▶ _Dataset content_:

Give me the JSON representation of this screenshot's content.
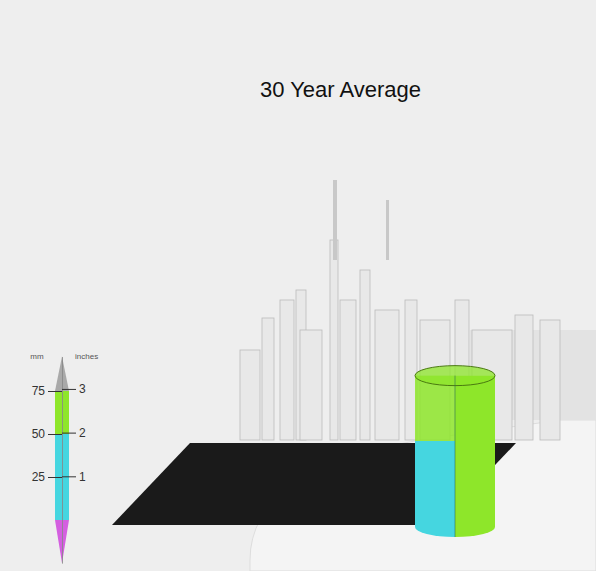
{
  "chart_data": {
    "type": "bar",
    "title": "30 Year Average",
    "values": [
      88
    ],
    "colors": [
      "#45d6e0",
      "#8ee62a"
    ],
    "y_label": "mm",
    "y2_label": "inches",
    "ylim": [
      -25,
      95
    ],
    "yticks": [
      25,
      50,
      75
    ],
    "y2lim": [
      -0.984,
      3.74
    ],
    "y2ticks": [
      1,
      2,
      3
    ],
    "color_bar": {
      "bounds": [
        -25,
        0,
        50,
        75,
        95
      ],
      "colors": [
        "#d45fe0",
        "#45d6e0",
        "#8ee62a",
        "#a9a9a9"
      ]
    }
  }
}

--

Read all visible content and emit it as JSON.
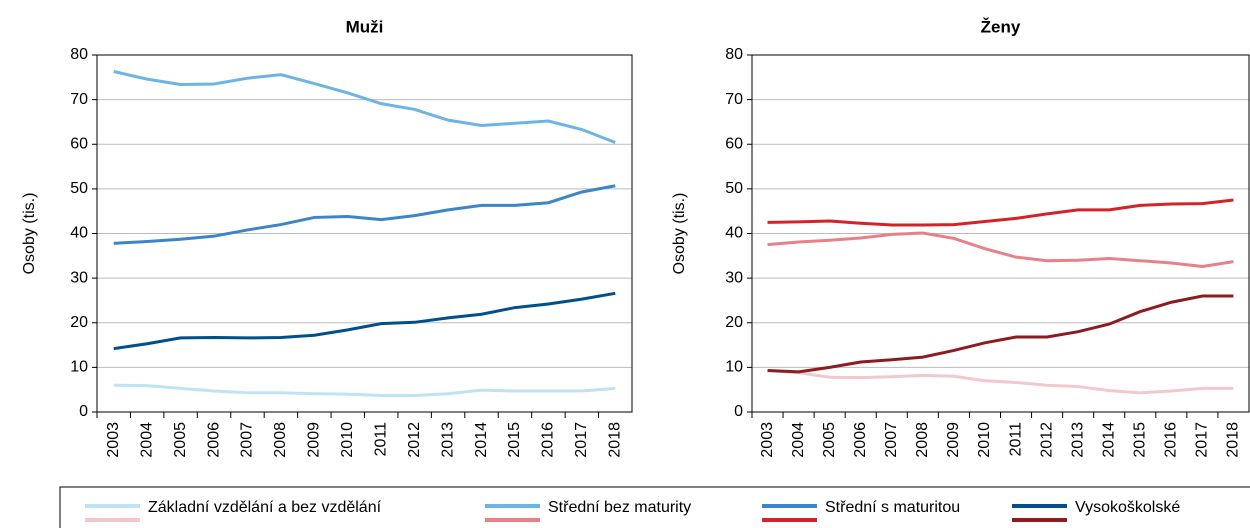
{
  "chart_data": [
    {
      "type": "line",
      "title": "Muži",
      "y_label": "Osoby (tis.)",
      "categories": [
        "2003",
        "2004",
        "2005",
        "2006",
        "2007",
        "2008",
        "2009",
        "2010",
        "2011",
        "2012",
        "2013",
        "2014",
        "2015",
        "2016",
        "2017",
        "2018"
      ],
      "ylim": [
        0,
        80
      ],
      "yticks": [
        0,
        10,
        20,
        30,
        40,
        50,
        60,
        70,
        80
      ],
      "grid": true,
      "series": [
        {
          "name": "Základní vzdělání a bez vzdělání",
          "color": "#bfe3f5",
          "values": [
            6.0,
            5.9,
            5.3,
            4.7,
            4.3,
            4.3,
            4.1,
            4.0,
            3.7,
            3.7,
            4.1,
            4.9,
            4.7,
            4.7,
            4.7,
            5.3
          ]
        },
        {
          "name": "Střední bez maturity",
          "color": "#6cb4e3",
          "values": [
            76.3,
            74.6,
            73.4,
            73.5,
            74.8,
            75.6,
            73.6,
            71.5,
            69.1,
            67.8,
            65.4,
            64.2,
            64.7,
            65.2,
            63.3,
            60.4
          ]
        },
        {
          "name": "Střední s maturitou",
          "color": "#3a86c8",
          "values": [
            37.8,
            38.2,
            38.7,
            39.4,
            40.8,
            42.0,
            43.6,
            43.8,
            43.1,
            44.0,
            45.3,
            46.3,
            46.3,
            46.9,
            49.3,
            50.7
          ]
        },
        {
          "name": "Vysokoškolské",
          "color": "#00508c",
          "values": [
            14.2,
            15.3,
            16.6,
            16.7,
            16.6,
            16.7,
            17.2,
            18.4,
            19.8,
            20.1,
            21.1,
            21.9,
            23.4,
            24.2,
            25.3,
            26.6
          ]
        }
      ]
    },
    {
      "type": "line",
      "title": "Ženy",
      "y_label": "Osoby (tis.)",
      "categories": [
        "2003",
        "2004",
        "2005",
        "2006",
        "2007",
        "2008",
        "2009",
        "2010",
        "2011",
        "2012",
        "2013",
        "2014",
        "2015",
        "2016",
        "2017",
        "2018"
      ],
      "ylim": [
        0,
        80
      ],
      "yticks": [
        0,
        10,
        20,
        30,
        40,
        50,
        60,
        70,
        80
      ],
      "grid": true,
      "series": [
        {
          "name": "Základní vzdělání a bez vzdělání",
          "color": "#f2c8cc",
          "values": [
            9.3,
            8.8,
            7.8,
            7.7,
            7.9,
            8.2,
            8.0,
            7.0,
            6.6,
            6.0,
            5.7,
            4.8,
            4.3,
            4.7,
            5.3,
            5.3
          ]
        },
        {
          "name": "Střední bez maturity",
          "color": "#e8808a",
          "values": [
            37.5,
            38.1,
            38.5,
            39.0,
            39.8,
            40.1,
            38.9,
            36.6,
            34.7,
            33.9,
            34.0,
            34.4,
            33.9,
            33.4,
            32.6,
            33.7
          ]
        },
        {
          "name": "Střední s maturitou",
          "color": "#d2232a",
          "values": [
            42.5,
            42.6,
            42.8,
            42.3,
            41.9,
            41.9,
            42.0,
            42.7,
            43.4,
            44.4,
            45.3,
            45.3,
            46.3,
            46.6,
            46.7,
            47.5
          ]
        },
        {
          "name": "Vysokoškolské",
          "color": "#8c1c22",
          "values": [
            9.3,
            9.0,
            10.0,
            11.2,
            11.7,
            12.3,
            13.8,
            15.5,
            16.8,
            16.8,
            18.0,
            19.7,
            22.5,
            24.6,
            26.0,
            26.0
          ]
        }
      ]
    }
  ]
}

▶ _Instructions to follow_:
Identify each line in the records above that contains the word "JSON", and copy it out in full.

▶ _Solution to the exercise_:
Give me the JSON representation of this screenshot's content.
Read all visible content and emit it as JSON.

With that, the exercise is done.